---- Extracted material
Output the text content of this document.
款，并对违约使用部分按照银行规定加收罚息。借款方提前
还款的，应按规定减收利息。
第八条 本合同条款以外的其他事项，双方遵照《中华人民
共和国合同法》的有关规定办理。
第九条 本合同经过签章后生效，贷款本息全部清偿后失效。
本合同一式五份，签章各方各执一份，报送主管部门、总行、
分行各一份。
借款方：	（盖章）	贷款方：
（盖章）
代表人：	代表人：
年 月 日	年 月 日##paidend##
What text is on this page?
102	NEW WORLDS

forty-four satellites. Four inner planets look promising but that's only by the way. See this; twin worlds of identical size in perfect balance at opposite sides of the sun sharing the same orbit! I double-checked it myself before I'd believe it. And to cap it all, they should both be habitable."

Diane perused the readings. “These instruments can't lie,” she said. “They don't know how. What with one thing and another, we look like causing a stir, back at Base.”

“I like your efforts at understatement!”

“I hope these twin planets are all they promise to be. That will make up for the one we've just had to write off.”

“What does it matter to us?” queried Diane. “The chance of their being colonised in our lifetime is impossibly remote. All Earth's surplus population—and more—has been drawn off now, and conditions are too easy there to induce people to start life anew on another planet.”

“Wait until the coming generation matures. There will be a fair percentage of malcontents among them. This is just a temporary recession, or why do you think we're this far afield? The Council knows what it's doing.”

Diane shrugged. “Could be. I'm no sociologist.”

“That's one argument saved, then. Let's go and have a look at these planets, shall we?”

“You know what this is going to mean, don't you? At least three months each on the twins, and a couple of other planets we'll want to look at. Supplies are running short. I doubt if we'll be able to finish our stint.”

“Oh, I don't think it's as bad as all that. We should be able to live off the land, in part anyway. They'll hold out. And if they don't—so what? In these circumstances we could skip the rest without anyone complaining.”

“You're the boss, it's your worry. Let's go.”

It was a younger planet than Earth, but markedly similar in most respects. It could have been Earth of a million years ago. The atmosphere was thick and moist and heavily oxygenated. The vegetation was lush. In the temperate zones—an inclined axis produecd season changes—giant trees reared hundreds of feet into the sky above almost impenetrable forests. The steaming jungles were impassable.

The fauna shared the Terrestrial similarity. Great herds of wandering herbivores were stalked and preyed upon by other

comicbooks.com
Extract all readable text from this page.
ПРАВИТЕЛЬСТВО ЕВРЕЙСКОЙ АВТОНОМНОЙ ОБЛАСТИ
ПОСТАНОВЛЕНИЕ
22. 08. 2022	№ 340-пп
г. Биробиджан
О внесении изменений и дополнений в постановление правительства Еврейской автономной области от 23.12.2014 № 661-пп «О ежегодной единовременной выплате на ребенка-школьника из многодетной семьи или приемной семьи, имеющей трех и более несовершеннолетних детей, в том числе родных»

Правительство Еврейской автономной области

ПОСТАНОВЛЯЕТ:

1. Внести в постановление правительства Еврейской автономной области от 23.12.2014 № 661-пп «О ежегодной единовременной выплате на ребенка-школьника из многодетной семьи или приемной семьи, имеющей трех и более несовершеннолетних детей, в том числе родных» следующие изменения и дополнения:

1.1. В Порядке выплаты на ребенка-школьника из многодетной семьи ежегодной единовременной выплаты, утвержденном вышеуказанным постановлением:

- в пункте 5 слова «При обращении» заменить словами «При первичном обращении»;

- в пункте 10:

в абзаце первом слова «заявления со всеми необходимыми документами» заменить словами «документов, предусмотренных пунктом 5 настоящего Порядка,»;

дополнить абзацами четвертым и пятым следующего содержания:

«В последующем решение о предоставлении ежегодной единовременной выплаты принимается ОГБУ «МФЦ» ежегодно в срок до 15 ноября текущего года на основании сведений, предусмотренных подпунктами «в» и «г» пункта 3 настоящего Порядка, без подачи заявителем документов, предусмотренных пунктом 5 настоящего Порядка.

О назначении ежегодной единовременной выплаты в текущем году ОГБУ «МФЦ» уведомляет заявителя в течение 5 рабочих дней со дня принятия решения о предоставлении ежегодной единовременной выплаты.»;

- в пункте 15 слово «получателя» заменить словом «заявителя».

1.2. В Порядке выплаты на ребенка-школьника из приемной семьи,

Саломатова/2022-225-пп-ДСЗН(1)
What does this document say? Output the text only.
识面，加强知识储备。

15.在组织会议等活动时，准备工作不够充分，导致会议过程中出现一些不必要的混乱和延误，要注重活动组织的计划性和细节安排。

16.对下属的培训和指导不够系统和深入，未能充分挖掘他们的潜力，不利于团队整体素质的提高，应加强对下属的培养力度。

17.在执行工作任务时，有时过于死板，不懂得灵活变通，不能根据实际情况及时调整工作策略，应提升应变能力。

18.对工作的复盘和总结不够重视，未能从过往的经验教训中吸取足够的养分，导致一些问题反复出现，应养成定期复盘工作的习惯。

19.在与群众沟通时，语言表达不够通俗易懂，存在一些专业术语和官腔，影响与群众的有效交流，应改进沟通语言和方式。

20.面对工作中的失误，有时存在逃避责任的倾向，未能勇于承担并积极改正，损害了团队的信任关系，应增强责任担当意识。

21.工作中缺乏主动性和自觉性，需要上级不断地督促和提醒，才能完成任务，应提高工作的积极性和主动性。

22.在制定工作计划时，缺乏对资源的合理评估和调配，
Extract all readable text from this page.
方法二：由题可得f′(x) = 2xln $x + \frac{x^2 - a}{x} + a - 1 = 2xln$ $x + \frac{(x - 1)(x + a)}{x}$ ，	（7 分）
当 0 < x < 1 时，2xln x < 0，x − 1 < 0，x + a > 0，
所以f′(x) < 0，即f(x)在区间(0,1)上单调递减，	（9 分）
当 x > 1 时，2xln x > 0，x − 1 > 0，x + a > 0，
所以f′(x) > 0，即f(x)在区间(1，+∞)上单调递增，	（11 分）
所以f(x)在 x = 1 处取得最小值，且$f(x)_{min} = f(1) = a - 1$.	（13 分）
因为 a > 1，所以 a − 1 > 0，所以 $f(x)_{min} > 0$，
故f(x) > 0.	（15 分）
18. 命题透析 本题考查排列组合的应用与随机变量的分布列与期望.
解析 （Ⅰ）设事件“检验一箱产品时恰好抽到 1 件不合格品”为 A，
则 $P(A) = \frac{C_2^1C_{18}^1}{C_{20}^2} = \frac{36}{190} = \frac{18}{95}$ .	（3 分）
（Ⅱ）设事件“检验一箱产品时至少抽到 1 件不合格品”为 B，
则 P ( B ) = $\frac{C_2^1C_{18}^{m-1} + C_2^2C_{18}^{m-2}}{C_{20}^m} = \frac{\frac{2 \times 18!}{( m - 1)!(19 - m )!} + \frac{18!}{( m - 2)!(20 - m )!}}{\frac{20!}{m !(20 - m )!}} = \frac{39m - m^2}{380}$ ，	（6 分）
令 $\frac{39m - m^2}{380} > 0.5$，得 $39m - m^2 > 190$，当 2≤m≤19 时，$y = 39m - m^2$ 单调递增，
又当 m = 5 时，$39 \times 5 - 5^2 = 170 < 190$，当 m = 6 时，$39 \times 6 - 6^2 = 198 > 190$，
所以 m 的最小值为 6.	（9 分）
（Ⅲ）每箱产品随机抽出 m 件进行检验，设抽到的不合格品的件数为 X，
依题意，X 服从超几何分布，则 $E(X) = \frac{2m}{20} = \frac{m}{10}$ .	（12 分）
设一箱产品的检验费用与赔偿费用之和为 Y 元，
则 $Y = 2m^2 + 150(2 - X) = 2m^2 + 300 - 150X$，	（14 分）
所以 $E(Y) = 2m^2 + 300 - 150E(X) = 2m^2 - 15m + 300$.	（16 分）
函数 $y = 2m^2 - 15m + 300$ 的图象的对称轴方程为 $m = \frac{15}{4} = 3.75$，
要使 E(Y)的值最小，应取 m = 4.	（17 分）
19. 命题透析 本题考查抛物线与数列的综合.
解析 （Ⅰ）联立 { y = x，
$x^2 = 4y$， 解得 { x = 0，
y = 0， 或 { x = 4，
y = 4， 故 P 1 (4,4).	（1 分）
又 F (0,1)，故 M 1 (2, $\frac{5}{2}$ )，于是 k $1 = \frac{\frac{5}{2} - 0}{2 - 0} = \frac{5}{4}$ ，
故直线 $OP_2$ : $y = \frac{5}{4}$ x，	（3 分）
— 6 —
--------
__Task details__: Report the number of lines in the entries above that include the string "Output". Give nothing but the number.

__Result for this exercise__: 2